Your answer should be a single number: how many lines in the data below hold the string "color".

(Stored data)

====

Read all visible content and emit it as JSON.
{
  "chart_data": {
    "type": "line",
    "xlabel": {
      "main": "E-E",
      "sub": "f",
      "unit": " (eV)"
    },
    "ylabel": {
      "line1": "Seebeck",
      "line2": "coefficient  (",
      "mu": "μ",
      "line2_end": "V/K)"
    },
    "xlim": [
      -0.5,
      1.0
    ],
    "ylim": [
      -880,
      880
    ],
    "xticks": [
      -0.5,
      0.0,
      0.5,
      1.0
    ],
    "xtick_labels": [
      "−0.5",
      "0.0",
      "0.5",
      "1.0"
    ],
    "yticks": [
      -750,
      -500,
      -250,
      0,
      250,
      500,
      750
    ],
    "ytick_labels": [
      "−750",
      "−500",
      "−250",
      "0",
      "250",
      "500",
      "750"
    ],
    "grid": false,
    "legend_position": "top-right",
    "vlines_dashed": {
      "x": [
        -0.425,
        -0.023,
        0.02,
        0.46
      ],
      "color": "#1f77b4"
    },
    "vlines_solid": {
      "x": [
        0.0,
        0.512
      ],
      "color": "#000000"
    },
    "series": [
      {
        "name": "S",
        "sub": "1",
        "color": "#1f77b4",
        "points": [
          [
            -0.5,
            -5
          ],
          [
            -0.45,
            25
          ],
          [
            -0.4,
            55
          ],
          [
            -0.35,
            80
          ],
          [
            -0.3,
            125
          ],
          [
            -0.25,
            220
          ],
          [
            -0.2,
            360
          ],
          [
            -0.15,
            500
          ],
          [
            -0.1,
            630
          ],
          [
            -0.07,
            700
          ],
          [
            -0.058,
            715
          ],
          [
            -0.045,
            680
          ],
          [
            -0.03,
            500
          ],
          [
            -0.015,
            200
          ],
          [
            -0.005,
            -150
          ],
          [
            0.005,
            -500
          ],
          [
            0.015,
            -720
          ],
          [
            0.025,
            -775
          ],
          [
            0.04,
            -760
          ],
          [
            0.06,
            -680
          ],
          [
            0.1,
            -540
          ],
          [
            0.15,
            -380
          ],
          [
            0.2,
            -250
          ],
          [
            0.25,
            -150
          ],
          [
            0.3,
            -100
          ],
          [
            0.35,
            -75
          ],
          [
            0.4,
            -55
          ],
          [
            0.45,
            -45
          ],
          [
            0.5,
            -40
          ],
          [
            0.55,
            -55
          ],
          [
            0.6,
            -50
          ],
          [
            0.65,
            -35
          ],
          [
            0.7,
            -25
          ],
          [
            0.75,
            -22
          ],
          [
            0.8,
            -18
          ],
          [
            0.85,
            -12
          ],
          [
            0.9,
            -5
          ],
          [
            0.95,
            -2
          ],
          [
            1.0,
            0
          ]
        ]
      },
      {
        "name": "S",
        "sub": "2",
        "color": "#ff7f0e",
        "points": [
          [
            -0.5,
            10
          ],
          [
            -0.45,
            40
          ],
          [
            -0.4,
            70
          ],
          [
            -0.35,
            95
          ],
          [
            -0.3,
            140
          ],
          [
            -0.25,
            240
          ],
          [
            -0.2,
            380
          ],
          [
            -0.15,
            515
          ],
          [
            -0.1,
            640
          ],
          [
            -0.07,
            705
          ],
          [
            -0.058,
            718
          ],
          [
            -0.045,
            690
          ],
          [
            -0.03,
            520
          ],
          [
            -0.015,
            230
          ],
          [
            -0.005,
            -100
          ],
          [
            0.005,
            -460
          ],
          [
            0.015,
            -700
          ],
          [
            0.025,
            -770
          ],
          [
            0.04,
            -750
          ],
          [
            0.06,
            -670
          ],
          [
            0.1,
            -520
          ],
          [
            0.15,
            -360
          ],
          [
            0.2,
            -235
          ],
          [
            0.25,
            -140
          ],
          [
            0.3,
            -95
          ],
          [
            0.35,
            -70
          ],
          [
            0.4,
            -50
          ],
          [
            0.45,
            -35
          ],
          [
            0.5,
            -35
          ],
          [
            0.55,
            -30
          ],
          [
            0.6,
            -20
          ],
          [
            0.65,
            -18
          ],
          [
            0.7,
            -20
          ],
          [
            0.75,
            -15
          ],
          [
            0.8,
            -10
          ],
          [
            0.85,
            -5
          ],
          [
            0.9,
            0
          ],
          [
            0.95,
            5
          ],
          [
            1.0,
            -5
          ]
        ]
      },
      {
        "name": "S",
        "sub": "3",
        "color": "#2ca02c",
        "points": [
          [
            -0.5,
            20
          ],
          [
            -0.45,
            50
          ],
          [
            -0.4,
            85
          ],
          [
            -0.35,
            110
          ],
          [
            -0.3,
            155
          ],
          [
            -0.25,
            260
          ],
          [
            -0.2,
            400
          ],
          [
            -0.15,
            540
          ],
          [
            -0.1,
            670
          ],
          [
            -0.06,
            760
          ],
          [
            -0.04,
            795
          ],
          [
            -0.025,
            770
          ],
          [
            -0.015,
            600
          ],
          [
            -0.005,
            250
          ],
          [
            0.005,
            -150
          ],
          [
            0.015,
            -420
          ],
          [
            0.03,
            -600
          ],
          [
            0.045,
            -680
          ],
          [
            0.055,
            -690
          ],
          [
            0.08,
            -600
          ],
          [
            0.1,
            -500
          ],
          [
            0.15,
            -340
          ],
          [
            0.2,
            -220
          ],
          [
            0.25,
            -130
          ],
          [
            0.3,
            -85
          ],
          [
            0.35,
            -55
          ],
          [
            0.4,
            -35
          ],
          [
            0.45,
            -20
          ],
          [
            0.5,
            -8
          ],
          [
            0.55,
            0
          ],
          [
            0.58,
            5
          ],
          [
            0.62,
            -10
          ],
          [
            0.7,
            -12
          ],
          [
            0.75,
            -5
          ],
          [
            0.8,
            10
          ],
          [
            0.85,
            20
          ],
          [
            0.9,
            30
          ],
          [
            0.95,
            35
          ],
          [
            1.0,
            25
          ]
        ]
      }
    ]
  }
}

====

● Expected answer
5